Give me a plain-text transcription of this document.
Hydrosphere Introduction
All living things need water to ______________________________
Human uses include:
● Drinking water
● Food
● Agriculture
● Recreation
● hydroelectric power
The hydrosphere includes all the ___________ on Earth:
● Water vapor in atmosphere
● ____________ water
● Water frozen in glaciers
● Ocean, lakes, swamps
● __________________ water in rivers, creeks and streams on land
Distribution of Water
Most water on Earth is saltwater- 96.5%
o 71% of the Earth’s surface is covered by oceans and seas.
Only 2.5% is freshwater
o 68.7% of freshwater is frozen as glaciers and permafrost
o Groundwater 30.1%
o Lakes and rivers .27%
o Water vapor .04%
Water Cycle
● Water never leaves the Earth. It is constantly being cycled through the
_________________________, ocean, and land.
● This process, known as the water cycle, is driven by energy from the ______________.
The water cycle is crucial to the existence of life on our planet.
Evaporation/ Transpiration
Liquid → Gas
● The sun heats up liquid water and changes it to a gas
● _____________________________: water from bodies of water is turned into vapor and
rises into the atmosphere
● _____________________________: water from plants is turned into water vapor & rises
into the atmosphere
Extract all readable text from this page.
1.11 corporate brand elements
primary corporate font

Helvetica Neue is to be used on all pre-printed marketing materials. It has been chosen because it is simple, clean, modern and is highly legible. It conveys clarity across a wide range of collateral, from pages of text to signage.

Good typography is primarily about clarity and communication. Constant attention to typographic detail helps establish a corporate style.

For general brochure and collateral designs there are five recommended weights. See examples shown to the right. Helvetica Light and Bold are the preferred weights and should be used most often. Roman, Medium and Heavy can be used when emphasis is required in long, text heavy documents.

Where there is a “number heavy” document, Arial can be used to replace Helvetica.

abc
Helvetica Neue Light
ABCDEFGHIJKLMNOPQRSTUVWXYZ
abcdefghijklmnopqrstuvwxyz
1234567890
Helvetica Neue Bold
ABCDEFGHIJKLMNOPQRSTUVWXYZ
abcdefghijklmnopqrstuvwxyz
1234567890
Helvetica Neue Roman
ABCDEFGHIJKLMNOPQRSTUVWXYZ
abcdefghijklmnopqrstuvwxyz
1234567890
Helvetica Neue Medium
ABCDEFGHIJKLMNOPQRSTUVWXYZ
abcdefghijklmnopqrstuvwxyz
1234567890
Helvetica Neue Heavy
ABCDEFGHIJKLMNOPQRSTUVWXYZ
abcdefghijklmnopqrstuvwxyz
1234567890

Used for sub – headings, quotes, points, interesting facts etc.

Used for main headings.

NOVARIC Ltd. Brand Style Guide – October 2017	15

------------------------

SET PROBLEM: Go back to the listing above and please repeat it exactly.

SOLUTION:
Give me a plain-text transcription of this document.
Hydrosphere Introduction
All living things need water to ______________________________
Human uses include:
● Drinking water
● Food
● Agriculture
● Recreation
● hydroelectric power
The hydrosphere includes all the ___________ on Earth:
● Water vapor in atmosphere
● ____________ water
● Water frozen in glaciers
● Ocean, lakes, swamps
● __________________ water in rivers, creeks and streams on land
Distribution of Water
Most water on Earth is saltwater- 96.5%
o 71% of the Earth’s surface is covered by oceans and seas.
Only 2.5% is freshwater
o 68.7% of freshwater is frozen as glaciers and permafrost
o Groundwater 30.1%
o Lakes and rivers .27%
o Water vapor .04%
Water Cycle
● Water never leaves the Earth. It is constantly being cycled through the
_________________________, ocean, and land.
● This process, known as the water cycle, is driven by energy from the ______________.
The water cycle is crucial to the existence of life on our planet.
Evaporation/ Transpiration
Liquid → Gas
● The sun heats up liquid water and changes it to a gas
● _____________________________: water from bodies of water is turned into vapor and
rises into the atmosphere
● _____________________________: water from plants is turned into water vapor & rises
into the atmosphere
Extract all readable text from this page.
1.11 corporate brand elements
primary corporate font

Helvetica Neue is to be used on all pre-printed marketing materials. It has been chosen because it is simple, clean, modern and is highly legible. It conveys clarity across a wide range of collateral, from pages of text to signage.

Good typography is primarily about clarity and communication. Constant attention to typographic detail helps establish a corporate style.

For general brochure and collateral designs there are five recommended weights. See examples shown to the right. Helvetica Light and Bold are the preferred weights and should be used most often. Roman, Medium and Heavy can be used when emphasis is required in long, text heavy documents.

Where there is a “number heavy” document, Arial can be used to replace Helvetica.

abc
Helvetica Neue Light
ABCDEFGHIJKLMNOPQRSTUVWXYZ
abcdefghijklmnopqrstuvwxyz
1234567890
Helvetica Neue Bold
ABCDEFGHIJKLMNOPQRSTUVWXYZ
abcdefghijklmnopqrstuvwxyz
1234567890
Helvetica Neue Roman
ABCDEFGHIJKLMNOPQRSTUVWXYZ
abcdefghijklmnopqrstuvwxyz
1234567890
Helvetica Neue Medium
ABCDEFGHIJKLMNOPQRSTUVWXYZ
abcdefghijklmnopqrstuvwxyz
1234567890
Helvetica Neue Heavy
ABCDEFGHIJKLMNOPQRSTUVWXYZ
abcdefghijklmnopqrstuvwxyz
1234567890

Used for sub – headings, quotes, points, interesting facts etc.

Used for main headings.

NOVARIC Ltd. Brand Style Guide – October 2017	15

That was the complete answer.